[Exercise goal]
Word for word, retype every entry in the listing.

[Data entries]
◆ ◆ ◆

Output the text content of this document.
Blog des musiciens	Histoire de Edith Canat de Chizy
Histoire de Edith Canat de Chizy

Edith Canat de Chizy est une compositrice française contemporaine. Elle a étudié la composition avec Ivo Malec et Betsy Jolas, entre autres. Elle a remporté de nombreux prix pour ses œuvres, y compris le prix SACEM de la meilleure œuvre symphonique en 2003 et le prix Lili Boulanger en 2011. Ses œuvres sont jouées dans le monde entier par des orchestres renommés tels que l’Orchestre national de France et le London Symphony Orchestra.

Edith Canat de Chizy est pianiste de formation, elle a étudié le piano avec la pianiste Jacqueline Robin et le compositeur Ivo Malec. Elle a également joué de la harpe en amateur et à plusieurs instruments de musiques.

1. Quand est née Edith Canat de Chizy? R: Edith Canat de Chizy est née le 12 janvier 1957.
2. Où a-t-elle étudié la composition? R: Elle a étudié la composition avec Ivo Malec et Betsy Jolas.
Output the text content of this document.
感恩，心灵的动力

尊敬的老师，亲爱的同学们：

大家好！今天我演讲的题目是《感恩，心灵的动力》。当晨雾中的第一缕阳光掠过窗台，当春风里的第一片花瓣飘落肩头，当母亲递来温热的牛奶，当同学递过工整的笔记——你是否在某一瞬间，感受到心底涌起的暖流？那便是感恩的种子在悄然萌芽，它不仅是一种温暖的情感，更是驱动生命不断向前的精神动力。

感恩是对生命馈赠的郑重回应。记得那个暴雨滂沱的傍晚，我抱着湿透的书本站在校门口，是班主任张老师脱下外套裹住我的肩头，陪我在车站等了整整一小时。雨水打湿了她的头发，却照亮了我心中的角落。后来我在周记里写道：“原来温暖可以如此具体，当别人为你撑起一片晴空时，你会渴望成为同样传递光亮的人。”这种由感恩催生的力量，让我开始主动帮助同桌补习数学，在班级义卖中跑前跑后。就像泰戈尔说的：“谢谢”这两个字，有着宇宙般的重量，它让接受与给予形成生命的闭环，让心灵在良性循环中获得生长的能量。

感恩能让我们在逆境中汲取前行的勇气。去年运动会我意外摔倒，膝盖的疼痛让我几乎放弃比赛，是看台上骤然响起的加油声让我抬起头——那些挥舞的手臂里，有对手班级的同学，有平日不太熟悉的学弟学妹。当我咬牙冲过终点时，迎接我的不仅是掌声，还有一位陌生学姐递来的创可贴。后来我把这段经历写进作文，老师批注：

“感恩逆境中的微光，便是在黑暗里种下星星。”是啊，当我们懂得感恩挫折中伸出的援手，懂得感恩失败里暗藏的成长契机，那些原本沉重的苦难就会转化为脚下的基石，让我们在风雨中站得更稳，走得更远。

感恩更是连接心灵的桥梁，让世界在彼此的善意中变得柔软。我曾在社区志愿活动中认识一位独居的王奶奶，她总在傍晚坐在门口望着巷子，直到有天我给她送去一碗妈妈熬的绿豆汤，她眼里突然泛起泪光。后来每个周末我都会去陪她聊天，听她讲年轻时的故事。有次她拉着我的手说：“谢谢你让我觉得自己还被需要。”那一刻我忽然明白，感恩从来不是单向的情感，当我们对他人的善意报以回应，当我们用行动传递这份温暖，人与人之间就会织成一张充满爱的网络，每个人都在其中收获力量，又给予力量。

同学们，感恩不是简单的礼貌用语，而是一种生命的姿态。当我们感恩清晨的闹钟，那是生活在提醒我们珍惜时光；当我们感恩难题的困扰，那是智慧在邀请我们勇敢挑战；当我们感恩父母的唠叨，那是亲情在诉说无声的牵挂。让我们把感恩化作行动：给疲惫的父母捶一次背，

◆ ◆ ◆

[Task solution]
Output the text content of this document.
Blog des musiciens	Histoire de Edith Canat de Chizy
Histoire de Edith Canat de Chizy

Edith Canat de Chizy est une compositrice française contemporaine. Elle a étudié la composition avec Ivo Malec et Betsy Jolas, entre autres. Elle a remporté de nombreux prix pour ses œuvres, y compris le prix SACEM de la meilleure œuvre symphonique en 2003 et le prix Lili Boulanger en 2011. Ses œuvres sont jouées dans le monde entier par des orchestres renommés tels que l’Orchestre national de France et le London Symphony Orchestra.

Edith Canat de Chizy est pianiste de formation, elle a étudié le piano avec la pianiste Jacqueline Robin et le compositeur Ivo Malec. Elle a également joué de la harpe en amateur et à plusieurs instruments de musiques.

1. Quand est née Edith Canat de Chizy? R: Edith Canat de Chizy est née le 12 janvier 1957.
2. Où a-t-elle étudié la composition? R: Elle a étudié la composition avec Ivo Malec et Betsy Jolas.
Output the text content of this document.
感恩，心灵的动力

尊敬的老师，亲爱的同学们：

大家好！今天我演讲的题目是《感恩，心灵的动力》。当晨雾中的第一缕阳光掠过窗台，当春风里的第一片花瓣飘落肩头，当母亲递来温热的牛奶，当同学递过工整的笔记——你是否在某一瞬间，感受到心底涌起的暖流？那便是感恩的种子在悄然萌芽，它不仅是一种温暖的情感，更是驱动生命不断向前的精神动力。

感恩是对生命馈赠的郑重回应。记得那个暴雨滂沱的傍晚，我抱着湿透的书本站在校门口，是班主任张老师脱下外套裹住我的肩头，陪我在车站等了整整一小时。雨水打湿了她的头发，却照亮了我心中的角落。后来我在周记里写道：“原来温暖可以如此具体，当别人为你撑起一片晴空时，你会渴望成为同样传递光亮的人。”这种由感恩催生的力量，让我开始主动帮助同桌补习数学，在班级义卖中跑前跑后。就像泰戈尔说的：“谢谢”这两个字，有着宇宙般的重量，它让接受与给予形成生命的闭环，让心灵在良性循环中获得生长的能量。

感恩能让我们在逆境中汲取前行的勇气。去年运动会我意外摔倒，膝盖的疼痛让我几乎放弃比赛，是看台上骤然响起的加油声让我抬起头——那些挥舞的手臂里，有对手班级的同学，有平日不太熟悉的学弟学妹。当我咬牙冲过终点时，迎接我的不仅是掌声，还有一位陌生学姐递来的创可贴。后来我把这段经历写进作文，老师批注：

“感恩逆境中的微光，便是在黑暗里种下星星。”是啊，当我们懂得感恩挫折中伸出的援手，懂得感恩失败里暗藏的成长契机，那些原本沉重的苦难就会转化为脚下的基石，让我们在风雨中站得更稳，走得更远。

感恩更是连接心灵的桥梁，让世界在彼此的善意中变得柔软。我曾在社区志愿活动中认识一位独居的王奶奶，她总在傍晚坐在门口望着巷子，直到有天我给她送去一碗妈妈熬的绿豆汤，她眼里突然泛起泪光。后来每个周末我都会去陪她聊天，听她讲年轻时的故事。有次她拉着我的手说：“谢谢你让我觉得自己还被需要。”那一刻我忽然明白，感恩从来不是单向的情感，当我们对他人的善意报以回应，当我们用行动传递这份温暖，人与人之间就会织成一张充满爱的网络，每个人都在其中收获力量，又给予力量。

同学们，感恩不是简单的礼貌用语，而是一种生命的姿态。当我们感恩清晨的闹钟，那是生活在提醒我们珍惜时光；当我们感恩难题的困扰，那是智慧在邀请我们勇敢挑战；当我们感恩父母的唠叨，那是亲情在诉说无声的牵挂。让我们把感恩化作行动：给疲惫的父母捶一次背，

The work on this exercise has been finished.